┌──
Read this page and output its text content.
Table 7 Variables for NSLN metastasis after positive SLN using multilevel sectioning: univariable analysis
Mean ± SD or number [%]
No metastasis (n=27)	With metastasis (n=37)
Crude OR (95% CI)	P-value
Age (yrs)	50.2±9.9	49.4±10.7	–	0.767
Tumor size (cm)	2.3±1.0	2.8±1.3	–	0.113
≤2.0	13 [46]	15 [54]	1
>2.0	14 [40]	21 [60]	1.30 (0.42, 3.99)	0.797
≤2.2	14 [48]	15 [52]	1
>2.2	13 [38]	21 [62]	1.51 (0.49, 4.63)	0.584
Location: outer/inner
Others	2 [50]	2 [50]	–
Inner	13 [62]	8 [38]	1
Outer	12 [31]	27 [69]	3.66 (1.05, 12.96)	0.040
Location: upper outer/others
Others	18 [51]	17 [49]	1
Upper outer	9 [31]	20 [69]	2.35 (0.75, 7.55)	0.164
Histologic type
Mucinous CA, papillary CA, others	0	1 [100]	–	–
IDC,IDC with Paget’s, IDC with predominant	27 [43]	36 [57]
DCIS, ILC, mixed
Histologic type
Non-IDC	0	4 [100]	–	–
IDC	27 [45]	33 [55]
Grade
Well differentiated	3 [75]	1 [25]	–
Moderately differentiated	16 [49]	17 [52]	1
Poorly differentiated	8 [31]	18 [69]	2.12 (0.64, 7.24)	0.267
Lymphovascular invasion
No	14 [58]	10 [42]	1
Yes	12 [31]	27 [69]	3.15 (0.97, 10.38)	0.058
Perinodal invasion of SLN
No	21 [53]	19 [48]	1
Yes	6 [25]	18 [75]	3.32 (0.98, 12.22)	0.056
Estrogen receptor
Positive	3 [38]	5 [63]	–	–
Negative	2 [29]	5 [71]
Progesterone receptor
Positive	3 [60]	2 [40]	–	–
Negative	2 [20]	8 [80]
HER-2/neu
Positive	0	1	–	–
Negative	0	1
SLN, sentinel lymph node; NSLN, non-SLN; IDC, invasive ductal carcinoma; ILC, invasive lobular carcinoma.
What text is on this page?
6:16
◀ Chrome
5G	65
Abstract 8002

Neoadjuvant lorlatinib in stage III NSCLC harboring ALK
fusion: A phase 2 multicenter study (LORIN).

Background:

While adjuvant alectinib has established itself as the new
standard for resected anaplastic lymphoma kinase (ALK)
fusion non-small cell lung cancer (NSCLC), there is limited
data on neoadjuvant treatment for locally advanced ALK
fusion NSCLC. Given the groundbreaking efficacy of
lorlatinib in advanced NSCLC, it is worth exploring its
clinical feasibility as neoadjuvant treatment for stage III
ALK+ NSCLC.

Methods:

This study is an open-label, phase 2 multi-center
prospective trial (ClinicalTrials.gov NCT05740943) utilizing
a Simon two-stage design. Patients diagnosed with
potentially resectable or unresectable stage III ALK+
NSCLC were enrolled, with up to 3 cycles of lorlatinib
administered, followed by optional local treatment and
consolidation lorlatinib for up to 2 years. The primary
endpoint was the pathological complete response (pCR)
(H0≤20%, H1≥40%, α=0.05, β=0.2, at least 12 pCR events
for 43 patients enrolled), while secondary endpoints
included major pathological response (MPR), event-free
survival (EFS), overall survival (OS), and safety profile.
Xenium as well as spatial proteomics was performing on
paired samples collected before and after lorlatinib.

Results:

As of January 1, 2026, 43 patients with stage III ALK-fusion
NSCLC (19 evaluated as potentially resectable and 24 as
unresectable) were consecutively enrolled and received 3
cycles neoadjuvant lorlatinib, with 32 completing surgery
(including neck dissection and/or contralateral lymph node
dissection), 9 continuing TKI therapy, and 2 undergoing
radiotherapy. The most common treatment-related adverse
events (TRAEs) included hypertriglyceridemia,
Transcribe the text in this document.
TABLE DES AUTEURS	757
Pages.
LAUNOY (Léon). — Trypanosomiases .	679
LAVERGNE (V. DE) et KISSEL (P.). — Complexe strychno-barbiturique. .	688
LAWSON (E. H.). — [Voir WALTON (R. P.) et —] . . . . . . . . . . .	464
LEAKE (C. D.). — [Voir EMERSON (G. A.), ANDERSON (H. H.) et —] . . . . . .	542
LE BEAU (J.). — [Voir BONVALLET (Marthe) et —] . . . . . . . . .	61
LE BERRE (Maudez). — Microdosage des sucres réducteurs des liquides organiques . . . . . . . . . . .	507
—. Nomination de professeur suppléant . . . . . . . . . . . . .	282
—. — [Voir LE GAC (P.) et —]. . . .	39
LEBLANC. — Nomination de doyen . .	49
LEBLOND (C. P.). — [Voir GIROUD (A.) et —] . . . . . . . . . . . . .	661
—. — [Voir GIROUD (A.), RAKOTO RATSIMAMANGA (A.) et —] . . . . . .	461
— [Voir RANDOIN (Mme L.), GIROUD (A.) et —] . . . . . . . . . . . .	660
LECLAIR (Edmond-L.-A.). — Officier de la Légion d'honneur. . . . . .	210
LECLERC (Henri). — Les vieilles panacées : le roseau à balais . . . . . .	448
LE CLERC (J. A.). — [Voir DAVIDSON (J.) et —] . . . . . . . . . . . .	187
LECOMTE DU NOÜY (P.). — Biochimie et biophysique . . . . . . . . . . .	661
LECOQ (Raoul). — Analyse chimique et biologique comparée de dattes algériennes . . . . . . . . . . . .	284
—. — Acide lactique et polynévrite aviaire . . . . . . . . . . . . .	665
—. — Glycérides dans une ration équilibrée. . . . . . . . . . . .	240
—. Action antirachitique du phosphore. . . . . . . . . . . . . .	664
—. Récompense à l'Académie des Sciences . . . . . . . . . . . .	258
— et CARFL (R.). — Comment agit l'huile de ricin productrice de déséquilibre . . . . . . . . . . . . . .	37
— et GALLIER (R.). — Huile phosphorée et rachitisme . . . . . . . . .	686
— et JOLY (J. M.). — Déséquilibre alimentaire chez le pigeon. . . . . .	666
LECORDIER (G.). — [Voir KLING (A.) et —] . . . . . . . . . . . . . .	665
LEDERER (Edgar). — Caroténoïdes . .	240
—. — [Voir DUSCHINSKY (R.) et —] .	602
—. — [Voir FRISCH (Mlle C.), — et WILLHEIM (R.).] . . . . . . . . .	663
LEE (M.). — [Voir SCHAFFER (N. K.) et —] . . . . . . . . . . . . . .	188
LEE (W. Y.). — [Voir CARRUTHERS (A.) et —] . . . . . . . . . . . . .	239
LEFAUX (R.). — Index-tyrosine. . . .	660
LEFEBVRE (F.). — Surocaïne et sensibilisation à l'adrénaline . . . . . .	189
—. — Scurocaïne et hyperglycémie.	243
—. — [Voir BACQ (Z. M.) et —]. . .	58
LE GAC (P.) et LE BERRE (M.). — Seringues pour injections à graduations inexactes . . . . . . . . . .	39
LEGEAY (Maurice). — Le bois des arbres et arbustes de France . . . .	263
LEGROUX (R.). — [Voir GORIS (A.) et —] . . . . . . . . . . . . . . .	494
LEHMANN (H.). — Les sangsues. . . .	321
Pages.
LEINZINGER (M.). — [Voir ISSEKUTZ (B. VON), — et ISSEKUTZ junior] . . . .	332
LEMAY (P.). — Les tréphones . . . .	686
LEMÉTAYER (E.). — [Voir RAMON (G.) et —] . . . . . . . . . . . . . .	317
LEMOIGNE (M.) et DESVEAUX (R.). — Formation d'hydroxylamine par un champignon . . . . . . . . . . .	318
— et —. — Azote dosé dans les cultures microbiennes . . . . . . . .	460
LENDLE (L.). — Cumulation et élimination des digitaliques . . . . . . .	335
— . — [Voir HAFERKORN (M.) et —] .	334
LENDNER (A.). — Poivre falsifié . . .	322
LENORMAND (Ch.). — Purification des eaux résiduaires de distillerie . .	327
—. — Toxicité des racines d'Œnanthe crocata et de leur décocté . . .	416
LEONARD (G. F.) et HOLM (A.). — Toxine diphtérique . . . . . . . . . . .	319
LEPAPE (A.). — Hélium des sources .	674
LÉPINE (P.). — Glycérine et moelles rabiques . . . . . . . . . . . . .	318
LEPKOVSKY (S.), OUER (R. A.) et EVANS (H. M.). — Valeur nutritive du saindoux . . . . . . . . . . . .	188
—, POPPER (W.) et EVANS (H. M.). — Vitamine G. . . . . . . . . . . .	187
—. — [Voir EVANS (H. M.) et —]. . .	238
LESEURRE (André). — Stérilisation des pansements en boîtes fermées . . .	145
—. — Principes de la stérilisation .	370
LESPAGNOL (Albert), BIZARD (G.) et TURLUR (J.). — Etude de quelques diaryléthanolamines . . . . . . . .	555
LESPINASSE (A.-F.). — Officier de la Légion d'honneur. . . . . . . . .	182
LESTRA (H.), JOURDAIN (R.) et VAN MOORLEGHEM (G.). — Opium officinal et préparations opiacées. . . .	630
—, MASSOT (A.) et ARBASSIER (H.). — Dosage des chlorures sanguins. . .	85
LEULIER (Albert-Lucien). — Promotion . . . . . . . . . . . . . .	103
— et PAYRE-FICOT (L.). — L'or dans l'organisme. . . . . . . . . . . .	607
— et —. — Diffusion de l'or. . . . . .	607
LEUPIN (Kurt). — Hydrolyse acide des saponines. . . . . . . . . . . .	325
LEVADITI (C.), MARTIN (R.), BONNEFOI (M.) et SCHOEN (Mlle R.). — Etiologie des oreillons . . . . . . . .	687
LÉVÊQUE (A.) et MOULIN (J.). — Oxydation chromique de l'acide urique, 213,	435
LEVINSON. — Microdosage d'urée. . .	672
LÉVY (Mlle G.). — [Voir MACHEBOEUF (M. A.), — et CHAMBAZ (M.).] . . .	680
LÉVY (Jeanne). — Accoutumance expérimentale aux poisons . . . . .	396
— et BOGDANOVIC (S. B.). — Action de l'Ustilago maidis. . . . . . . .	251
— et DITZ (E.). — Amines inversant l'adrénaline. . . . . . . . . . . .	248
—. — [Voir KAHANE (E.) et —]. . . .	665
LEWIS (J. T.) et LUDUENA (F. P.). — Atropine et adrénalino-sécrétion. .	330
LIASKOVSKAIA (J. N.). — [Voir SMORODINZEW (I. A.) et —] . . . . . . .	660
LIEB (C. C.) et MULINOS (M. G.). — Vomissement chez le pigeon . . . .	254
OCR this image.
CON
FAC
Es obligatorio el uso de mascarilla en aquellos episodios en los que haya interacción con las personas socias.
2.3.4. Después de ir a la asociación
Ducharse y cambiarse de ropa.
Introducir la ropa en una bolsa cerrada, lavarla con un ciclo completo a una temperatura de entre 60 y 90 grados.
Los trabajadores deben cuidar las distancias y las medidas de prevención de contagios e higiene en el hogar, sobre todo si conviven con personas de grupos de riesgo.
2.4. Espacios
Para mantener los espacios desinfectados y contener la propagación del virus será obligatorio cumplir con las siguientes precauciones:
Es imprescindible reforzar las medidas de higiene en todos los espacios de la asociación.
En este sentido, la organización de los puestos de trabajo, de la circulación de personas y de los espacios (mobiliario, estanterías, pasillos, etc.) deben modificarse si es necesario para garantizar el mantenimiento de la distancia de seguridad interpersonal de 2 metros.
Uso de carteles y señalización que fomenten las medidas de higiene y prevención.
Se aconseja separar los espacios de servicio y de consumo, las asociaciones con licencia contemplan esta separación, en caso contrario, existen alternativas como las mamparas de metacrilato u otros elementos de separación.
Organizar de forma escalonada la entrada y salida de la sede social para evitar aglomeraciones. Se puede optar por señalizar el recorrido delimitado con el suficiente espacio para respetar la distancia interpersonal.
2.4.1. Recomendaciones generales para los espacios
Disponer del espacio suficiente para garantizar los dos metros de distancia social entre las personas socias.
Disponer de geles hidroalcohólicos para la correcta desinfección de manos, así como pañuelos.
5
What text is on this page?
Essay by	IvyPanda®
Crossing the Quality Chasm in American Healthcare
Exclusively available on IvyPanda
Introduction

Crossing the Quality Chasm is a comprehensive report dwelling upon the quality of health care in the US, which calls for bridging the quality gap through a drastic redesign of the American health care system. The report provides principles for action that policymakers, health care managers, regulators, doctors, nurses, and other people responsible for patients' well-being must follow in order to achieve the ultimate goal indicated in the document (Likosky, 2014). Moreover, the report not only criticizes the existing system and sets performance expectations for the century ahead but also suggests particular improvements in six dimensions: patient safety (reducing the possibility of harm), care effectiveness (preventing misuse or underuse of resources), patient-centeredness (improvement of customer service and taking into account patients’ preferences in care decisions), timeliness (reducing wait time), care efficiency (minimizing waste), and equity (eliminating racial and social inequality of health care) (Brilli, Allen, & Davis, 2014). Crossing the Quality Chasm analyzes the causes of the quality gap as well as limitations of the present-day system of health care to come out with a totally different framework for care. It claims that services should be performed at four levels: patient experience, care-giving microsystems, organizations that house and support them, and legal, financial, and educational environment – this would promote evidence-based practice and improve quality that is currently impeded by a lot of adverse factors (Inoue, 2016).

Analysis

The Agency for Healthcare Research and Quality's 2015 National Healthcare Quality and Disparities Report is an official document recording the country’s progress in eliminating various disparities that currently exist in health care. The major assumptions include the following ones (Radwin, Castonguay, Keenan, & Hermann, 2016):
└──
(Problem requirements)
Throughout the data above, find each line that includes the string "deben"; state only how many there are.

(Your solution)
2